**Task brief**
Please copy every line of the records below that holds the word "distribution".

**Task input**
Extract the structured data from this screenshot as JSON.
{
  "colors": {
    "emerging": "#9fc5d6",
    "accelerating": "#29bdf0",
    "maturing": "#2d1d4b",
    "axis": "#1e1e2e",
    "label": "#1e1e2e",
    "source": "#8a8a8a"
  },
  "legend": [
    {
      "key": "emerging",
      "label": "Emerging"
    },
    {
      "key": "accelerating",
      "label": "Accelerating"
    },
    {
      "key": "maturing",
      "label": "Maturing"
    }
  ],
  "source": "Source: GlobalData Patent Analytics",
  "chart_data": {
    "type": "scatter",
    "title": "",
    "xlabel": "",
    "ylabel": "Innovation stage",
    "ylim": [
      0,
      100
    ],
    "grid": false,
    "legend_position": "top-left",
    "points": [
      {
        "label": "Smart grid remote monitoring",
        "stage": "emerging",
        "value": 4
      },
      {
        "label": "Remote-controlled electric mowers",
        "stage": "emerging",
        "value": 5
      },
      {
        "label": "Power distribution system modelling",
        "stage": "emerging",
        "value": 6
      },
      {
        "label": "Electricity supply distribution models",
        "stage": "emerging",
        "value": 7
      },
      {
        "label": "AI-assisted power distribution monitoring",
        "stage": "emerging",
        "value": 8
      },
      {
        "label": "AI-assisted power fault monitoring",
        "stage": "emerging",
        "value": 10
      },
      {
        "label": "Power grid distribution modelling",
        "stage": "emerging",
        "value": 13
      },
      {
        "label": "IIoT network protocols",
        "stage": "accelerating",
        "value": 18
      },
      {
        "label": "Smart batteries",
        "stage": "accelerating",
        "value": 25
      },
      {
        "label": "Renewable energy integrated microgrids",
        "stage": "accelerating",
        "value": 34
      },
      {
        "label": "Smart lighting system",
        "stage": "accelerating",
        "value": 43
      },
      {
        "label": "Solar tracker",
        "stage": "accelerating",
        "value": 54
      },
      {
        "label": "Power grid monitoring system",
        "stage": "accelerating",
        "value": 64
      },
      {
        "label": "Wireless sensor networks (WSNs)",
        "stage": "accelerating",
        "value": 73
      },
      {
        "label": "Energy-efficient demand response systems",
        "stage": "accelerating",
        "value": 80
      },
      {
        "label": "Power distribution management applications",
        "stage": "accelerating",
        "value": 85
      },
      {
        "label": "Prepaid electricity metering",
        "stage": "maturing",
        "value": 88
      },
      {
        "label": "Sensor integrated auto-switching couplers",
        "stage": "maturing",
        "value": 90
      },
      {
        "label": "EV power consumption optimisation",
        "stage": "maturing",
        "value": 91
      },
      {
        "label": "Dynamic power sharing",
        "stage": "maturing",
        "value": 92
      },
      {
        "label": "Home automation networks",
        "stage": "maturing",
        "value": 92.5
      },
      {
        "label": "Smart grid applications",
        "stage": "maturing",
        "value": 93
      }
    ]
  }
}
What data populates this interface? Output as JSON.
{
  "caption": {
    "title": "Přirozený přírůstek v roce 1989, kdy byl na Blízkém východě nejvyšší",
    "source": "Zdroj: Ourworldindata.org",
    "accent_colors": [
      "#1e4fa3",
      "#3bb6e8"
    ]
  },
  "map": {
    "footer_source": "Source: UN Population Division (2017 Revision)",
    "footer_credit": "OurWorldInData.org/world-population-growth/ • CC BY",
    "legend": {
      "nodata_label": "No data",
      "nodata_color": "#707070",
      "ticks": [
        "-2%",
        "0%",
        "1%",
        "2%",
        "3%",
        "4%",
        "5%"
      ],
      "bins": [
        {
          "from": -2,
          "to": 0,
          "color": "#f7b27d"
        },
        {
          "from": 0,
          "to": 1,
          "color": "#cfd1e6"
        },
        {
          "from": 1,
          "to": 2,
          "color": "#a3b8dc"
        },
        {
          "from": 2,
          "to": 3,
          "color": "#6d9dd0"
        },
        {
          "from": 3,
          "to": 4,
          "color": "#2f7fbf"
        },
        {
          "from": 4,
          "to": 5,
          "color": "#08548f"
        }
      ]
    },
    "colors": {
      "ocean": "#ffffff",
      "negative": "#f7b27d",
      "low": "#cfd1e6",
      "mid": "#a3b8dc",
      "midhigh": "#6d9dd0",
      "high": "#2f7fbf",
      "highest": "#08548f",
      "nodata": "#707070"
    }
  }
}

**Written solution**
        "label": "Power distribution system modelling",
        "label": "Electricity supply distribution models",
        "label": "AI-assisted power distribution monitoring",
        "label": "Power grid distribution modelling",
        "label": "Power distribution management applications",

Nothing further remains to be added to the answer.